Lines of data:
# # # #

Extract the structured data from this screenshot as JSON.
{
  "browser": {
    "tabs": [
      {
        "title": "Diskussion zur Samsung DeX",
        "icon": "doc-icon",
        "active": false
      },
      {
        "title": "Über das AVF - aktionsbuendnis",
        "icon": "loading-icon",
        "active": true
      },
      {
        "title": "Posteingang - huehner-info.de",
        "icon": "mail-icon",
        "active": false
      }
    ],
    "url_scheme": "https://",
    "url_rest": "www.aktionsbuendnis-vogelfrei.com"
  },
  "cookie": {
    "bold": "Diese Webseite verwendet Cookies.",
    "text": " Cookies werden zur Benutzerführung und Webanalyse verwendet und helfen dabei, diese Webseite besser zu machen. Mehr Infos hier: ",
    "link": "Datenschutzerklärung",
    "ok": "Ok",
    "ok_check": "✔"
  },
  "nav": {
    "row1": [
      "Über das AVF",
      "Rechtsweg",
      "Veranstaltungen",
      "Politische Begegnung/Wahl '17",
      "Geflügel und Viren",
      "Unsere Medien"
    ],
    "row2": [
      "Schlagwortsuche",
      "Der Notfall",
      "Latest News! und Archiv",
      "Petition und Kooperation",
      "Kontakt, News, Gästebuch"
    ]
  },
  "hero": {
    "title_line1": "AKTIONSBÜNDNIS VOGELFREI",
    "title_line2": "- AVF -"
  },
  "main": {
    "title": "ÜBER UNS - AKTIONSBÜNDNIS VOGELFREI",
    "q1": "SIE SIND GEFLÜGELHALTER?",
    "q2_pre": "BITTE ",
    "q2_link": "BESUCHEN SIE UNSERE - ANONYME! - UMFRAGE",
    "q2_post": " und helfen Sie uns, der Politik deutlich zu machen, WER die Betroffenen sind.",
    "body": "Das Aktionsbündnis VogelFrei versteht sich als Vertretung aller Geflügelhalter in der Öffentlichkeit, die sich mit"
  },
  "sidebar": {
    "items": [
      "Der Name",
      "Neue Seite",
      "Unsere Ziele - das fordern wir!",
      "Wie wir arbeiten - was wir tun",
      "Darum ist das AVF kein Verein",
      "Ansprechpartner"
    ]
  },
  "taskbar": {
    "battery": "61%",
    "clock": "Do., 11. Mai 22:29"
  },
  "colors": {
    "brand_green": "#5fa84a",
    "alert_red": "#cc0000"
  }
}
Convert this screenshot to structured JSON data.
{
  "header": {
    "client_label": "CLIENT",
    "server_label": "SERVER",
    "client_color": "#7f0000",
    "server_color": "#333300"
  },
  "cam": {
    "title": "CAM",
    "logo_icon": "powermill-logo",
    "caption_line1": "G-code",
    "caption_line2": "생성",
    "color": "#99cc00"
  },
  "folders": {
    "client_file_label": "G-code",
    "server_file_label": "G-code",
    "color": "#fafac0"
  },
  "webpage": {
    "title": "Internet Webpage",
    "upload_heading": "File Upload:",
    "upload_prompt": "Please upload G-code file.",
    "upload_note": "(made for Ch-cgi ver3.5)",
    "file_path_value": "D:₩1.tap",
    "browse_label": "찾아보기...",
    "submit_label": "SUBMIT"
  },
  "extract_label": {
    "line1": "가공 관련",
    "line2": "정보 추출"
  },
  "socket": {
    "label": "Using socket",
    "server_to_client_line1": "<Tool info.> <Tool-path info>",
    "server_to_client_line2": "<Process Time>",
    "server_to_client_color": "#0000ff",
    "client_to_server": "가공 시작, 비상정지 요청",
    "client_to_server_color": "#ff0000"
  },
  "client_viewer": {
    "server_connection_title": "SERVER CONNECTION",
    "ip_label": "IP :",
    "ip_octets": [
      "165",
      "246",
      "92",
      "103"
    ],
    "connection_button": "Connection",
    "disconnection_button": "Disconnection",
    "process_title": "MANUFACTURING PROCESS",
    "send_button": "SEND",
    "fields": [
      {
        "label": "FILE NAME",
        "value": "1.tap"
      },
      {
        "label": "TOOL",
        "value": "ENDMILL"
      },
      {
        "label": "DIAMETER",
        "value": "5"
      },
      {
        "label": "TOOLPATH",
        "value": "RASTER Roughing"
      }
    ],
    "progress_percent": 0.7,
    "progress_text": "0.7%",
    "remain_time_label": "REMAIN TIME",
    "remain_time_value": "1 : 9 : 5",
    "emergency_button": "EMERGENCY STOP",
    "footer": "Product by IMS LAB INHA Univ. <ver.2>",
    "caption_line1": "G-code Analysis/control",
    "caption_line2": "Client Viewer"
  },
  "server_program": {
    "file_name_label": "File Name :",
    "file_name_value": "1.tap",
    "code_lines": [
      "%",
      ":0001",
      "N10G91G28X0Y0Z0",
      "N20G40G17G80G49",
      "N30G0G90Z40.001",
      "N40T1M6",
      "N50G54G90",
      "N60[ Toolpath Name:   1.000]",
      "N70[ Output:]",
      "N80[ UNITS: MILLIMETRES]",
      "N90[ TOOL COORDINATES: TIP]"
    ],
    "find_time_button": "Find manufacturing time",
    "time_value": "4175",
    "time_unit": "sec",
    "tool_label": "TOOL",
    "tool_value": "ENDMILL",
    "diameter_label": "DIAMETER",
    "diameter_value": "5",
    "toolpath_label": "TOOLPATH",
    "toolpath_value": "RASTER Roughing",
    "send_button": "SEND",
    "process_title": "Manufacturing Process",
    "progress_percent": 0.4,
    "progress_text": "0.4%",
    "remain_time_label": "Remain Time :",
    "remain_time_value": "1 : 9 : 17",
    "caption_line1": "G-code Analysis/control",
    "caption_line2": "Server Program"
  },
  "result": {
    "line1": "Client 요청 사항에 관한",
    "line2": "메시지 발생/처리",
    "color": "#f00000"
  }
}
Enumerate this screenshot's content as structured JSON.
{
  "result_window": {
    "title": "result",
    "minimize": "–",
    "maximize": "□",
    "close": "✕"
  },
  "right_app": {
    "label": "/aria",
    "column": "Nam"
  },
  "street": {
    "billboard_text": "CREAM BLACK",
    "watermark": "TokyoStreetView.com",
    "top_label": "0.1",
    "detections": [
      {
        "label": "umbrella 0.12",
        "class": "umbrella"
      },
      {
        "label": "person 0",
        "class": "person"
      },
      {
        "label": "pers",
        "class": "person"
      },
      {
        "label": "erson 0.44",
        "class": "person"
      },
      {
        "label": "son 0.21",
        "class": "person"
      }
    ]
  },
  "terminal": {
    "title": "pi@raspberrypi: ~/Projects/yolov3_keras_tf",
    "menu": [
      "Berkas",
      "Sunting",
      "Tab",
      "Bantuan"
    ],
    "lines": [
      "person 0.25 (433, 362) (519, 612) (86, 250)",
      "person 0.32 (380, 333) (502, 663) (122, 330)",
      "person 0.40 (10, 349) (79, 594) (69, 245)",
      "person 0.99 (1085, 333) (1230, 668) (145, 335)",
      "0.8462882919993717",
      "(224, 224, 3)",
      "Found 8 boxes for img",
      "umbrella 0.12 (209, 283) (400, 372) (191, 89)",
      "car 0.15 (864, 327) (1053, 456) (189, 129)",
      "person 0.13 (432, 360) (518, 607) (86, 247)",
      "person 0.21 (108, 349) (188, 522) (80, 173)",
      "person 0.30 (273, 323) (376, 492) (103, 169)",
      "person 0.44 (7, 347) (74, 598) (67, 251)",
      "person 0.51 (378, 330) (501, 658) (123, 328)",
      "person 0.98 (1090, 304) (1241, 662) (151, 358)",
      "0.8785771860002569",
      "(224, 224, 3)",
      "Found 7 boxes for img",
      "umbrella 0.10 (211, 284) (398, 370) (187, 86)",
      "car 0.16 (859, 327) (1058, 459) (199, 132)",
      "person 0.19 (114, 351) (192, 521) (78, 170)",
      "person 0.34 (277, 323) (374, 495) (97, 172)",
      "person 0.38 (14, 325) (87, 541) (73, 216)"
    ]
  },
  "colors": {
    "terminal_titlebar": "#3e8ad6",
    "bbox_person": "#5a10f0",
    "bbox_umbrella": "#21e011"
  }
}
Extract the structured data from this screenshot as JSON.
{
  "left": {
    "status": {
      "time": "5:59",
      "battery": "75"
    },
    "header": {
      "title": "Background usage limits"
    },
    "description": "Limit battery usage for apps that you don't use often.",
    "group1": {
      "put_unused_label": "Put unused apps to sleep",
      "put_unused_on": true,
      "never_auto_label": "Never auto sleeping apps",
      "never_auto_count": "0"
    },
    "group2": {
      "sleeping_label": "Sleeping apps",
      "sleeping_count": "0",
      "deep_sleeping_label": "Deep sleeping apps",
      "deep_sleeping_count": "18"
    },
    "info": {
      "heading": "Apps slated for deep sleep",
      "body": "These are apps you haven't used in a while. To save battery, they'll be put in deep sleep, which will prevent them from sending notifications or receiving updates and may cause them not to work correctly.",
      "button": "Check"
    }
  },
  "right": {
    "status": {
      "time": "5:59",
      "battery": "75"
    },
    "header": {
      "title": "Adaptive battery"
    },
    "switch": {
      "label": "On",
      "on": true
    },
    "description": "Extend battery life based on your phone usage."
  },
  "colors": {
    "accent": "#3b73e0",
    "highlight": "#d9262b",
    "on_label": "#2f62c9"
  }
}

# # # #

# [WRITTEN PROBLEM]
Report each line of the material above where the word "this" appears.

# [IN RESPONSE]
Extract the structured data from this screenshot as JSON.
Convert this screenshot to structured JSON data.
Enumerate this screenshot's content as structured JSON.
Extract the structured data from this screenshot as JSON.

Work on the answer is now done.